→ **Given task**
Each entry that follows is to be retyped exactly. Pictures do not belong in the copy.

→ **Records to process**
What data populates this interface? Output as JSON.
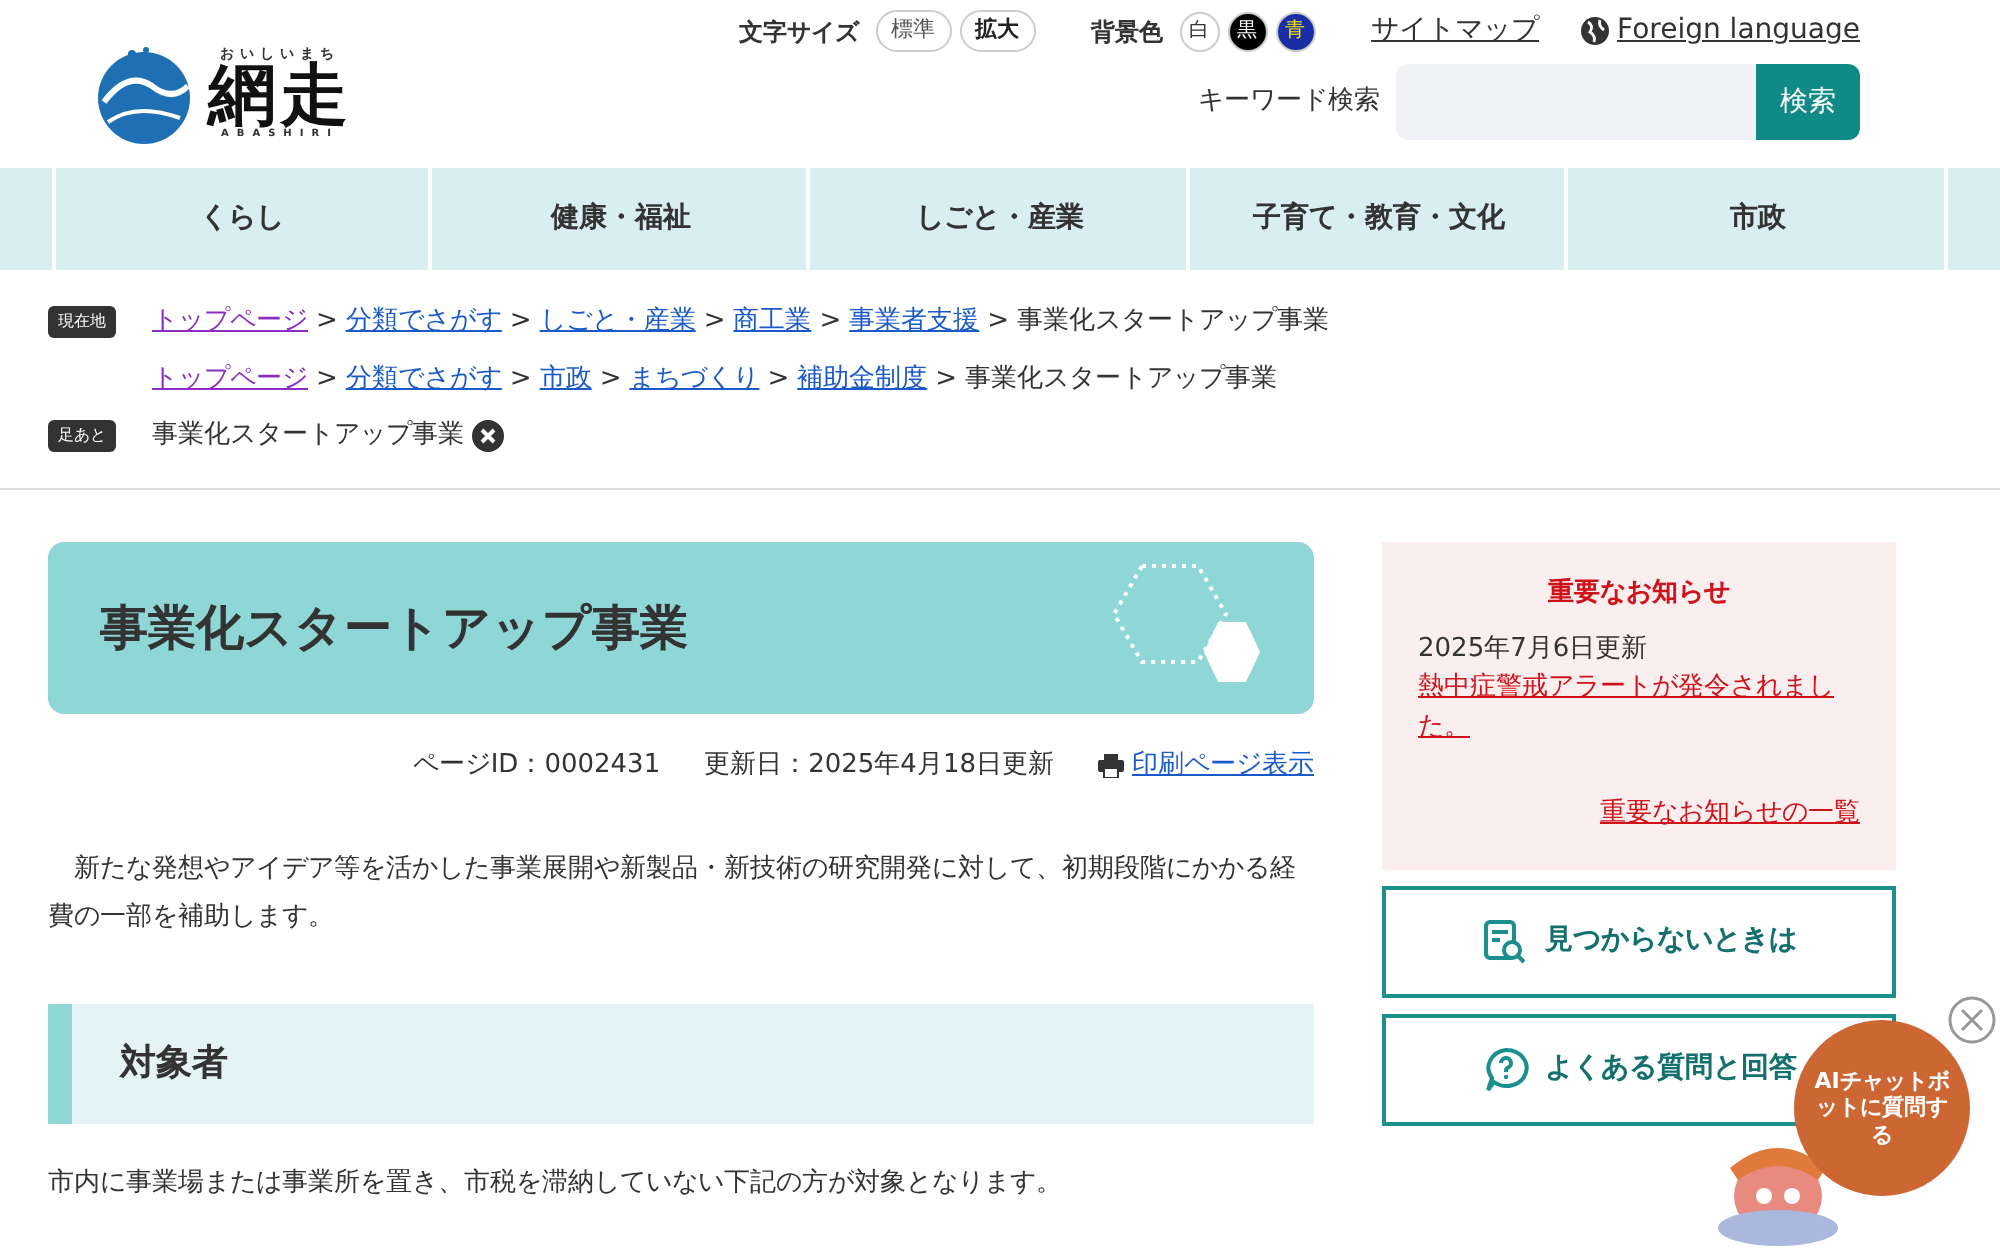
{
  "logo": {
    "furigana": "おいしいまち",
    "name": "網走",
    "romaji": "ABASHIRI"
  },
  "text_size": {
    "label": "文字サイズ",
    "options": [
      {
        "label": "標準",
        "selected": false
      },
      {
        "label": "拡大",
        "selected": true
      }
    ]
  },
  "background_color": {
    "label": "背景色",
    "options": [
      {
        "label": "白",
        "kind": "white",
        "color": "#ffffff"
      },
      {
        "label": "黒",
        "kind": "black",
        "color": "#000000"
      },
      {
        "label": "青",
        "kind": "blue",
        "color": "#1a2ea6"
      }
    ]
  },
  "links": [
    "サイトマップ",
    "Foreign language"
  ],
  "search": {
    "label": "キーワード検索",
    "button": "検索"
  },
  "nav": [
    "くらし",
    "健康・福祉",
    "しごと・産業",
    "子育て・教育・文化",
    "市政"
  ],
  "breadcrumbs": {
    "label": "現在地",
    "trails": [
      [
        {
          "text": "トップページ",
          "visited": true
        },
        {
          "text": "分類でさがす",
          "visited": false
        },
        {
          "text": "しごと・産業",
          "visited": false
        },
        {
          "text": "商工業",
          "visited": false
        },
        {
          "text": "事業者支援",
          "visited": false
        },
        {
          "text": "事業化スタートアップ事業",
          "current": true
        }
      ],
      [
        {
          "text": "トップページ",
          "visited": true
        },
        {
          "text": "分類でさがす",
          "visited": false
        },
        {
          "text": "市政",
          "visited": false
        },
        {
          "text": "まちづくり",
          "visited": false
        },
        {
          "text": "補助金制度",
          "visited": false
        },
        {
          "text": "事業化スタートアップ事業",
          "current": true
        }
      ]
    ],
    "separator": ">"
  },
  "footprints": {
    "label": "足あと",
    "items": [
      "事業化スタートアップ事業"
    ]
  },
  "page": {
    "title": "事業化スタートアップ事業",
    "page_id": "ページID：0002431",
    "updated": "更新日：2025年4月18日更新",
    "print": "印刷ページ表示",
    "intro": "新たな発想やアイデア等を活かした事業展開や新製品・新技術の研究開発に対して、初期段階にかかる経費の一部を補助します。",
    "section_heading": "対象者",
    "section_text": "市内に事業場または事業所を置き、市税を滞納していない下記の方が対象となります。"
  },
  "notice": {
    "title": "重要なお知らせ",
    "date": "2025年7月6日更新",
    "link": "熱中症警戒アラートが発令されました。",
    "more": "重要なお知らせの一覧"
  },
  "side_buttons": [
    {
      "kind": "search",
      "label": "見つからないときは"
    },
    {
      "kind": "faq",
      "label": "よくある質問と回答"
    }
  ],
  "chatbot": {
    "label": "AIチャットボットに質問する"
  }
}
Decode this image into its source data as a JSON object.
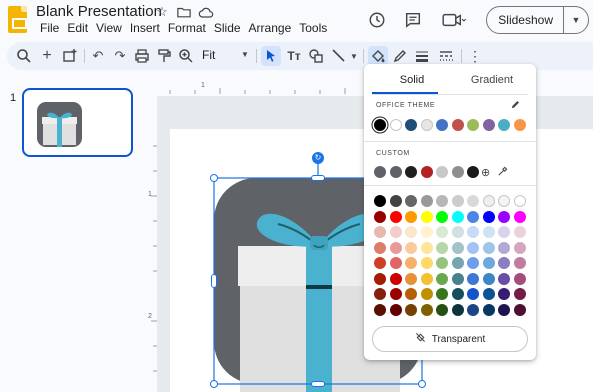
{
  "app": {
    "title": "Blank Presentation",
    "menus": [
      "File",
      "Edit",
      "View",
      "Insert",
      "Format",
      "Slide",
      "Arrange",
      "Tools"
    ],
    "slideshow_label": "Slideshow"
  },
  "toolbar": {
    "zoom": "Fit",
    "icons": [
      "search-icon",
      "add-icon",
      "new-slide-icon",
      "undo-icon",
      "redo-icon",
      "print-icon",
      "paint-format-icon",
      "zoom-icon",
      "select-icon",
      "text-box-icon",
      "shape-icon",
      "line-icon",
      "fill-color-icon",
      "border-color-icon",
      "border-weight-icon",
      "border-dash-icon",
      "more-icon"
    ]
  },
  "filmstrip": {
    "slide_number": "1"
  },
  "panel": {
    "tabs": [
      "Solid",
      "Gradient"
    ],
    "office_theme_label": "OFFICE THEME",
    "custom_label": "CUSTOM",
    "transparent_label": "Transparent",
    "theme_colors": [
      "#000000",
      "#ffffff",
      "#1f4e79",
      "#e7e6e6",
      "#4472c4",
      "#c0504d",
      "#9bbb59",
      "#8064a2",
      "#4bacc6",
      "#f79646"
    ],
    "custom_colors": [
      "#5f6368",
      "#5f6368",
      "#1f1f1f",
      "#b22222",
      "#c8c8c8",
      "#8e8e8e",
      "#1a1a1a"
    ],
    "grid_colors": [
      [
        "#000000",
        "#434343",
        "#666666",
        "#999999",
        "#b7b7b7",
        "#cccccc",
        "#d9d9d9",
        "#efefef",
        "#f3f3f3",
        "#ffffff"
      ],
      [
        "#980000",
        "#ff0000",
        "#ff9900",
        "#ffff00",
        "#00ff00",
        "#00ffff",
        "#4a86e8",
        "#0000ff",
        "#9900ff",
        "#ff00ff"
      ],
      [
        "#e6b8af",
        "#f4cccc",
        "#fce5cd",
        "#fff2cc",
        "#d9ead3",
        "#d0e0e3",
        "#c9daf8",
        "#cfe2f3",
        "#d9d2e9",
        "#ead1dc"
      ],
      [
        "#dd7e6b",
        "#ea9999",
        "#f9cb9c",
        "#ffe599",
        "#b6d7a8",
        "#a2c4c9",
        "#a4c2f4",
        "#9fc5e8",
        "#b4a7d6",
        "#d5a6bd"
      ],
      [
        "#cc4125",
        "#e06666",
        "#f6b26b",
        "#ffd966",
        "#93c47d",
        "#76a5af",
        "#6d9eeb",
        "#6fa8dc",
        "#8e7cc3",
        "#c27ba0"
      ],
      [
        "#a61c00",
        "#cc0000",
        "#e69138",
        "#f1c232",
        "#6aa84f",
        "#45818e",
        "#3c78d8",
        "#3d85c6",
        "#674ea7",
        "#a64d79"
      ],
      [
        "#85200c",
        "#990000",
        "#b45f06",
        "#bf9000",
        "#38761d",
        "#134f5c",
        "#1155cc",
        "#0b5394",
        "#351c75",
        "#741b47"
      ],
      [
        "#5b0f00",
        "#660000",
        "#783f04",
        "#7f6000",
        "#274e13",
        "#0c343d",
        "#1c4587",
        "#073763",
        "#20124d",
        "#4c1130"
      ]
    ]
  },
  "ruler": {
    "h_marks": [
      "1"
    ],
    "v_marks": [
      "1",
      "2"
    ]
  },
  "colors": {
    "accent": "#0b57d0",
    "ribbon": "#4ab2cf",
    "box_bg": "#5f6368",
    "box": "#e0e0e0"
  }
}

→ **Answer to this problem**
What data populates this interface? Output as JSON.
{
  "logo": {
    "furigana": "おいしいまち",
    "name": "網走",
    "romaji": "ABASHIRI"
  },
  "text_size": {
    "label": "文字サイズ",
    "options": [
      {
        "label": "標準",
        "selected": false
      },
      {
        "label": "拡大",
        "selected": true
      }
    ]
  },
  "background_color": {
    "label": "背景色",
    "options": [
      {
        "label": "白",
        "kind": "white",
        "color": "#ffffff"
      },
      {
        "label": "黒",
        "kind": "black",
        "color": "#000000"
      },
      {
        "label": "青",
        "kind": "blue",
        "color": "#1a2ea6"
      }
    ]
  },
  "links": [
    "サイトマップ",
    "Foreign language"
  ],
  "search": {
    "label": "キーワード検索",
    "button": "検索"
  },
  "nav": [
    "くらし",
    "健康・福祉",
    "しごと・産業",
    "子育て・教育・文化",
    "市政"
  ],
  "breadcrumbs": {
    "label": "現在地",
    "trails": [
      [
        {
          "text": "トップページ",
          "visited": true
        },
        {
          "text": "分類でさがす",
          "visited": false
        },
        {
          "text": "しごと・産業",
          "visited": false
        },
        {
          "text": "商工業",
          "visited": false
        },
        {
          "text": "事業者支援",
          "visited": false
        },
        {
          "text": "事業化スタートアップ事業",
          "current": true
        }
      ],
      [
        {
          "text": "トップページ",
          "visited": true
        },
        {
          "text": "分類でさがす",
          "visited": false
        },
        {
          "text": "市政",
          "visited": false
        },
        {
          "text": "まちづくり",
          "visited": false
        },
        {
          "text": "補助金制度",
          "visited": false
        },
        {
          "text": "事業化スタートアップ事業",
          "current": true
        }
      ]
    ],
    "separator": ">"
  },
  "footprints": {
    "label": "足あと",
    "items": [
      "事業化スタートアップ事業"
    ]
  },
  "page": {
    "title": "事業化スタートアップ事業",
    "page_id": "ページID：0002431",
    "updated": "更新日：2025年4月18日更新",
    "print": "印刷ページ表示",
    "intro": "新たな発想やアイデア等を活かした事業展開や新製品・新技術の研究開発に対して、初期段階にかかる経費の一部を補助します。",
    "section_heading": "対象者",
    "section_text": "市内に事業場または事業所を置き、市税を滞納していない下記の方が対象となります。"
  },
  "notice": {
    "title": "重要なお知らせ",
    "date": "2025年7月6日更新",
    "link": "熱中症警戒アラートが発令されました。",
    "more": "重要なお知らせの一覧"
  },
  "side_buttons": [
    {
      "kind": "search",
      "label": "見つからないときは"
    },
    {
      "kind": "faq",
      "label": "よくある質問と回答"
    }
  ],
  "chatbot": {
    "label": "AIチャットボットに質問する"
  }
}
Decode this image into its source data as a JSON object.
{
  "app": {
    "title": "Blank Presentation",
    "menus": [
      "File",
      "Edit",
      "View",
      "Insert",
      "Format",
      "Slide",
      "Arrange",
      "Tools"
    ],
    "slideshow_label": "Slideshow"
  },
  "toolbar": {
    "zoom": "Fit",
    "icons": [
      "search-icon",
      "add-icon",
      "new-slide-icon",
      "undo-icon",
      "redo-icon",
      "print-icon",
      "paint-format-icon",
      "zoom-icon",
      "select-icon",
      "text-box-icon",
      "shape-icon",
      "line-icon",
      "fill-color-icon",
      "border-color-icon",
      "border-weight-icon",
      "border-dash-icon",
      "more-icon"
    ]
  },
  "filmstrip": {
    "slide_number": "1"
  },
  "panel": {
    "tabs": [
      "Solid",
      "Gradient"
    ],
    "office_theme_label": "OFFICE THEME",
    "custom_label": "CUSTOM",
    "transparent_label": "Transparent",
    "theme_colors": [
      "#000000",
      "#ffffff",
      "#1f4e79",
      "#e7e6e6",
      "#4472c4",
      "#c0504d",
      "#9bbb59",
      "#8064a2",
      "#4bacc6",
      "#f79646"
    ],
    "custom_colors": [
      "#5f6368",
      "#5f6368",
      "#1f1f1f",
      "#b22222",
      "#c8c8c8",
      "#8e8e8e",
      "#1a1a1a"
    ],
    "grid_colors": [
      [
        "#000000",
        "#434343",
        "#666666",
        "#999999",
        "#b7b7b7",
        "#cccccc",
        "#d9d9d9",
        "#efefef",
        "#f3f3f3",
        "#ffffff"
      ],
      [
        "#980000",
        "#ff0000",
        "#ff9900",
        "#ffff00",
        "#00ff00",
        "#00ffff",
        "#4a86e8",
        "#0000ff",
        "#9900ff",
        "#ff00ff"
      ],
      [
        "#e6b8af",
        "#f4cccc",
        "#fce5cd",
        "#fff2cc",
        "#d9ead3",
        "#d0e0e3",
        "#c9daf8",
        "#cfe2f3",
        "#d9d2e9",
        "#ead1dc"
      ],
      [
        "#dd7e6b",
        "#ea9999",
        "#f9cb9c",
        "#ffe599",
        "#b6d7a8",
        "#a2c4c9",
        "#a4c2f4",
        "#9fc5e8",
        "#b4a7d6",
        "#d5a6bd"
      ],
      [
        "#cc4125",
        "#e06666",
        "#f6b26b",
        "#ffd966",
        "#93c47d",
        "#76a5af",
        "#6d9eeb",
        "#6fa8dc",
        "#8e7cc3",
        "#c27ba0"
      ],
      [
        "#a61c00",
        "#cc0000",
        "#e69138",
        "#f1c232",
        "#6aa84f",
        "#45818e",
        "#3c78d8",
        "#3d85c6",
        "#674ea7",
        "#a64d79"
      ],
      [
        "#85200c",
        "#990000",
        "#b45f06",
        "#bf9000",
        "#38761d",
        "#134f5c",
        "#1155cc",
        "#0b5394",
        "#351c75",
        "#741b47"
      ],
      [
        "#5b0f00",
        "#660000",
        "#783f04",
        "#7f6000",
        "#274e13",
        "#0c343d",
        "#1c4587",
        "#073763",
        "#20124d",
        "#4c1130"
      ]
    ]
  },
  "ruler": {
    "h_marks": [
      "1"
    ],
    "v_marks": [
      "1",
      "2"
    ]
  },
  "colors": {
    "accent": "#0b57d0",
    "ribbon": "#4ab2cf",
    "box_bg": "#5f6368",
    "box": "#e0e0e0"
  }
}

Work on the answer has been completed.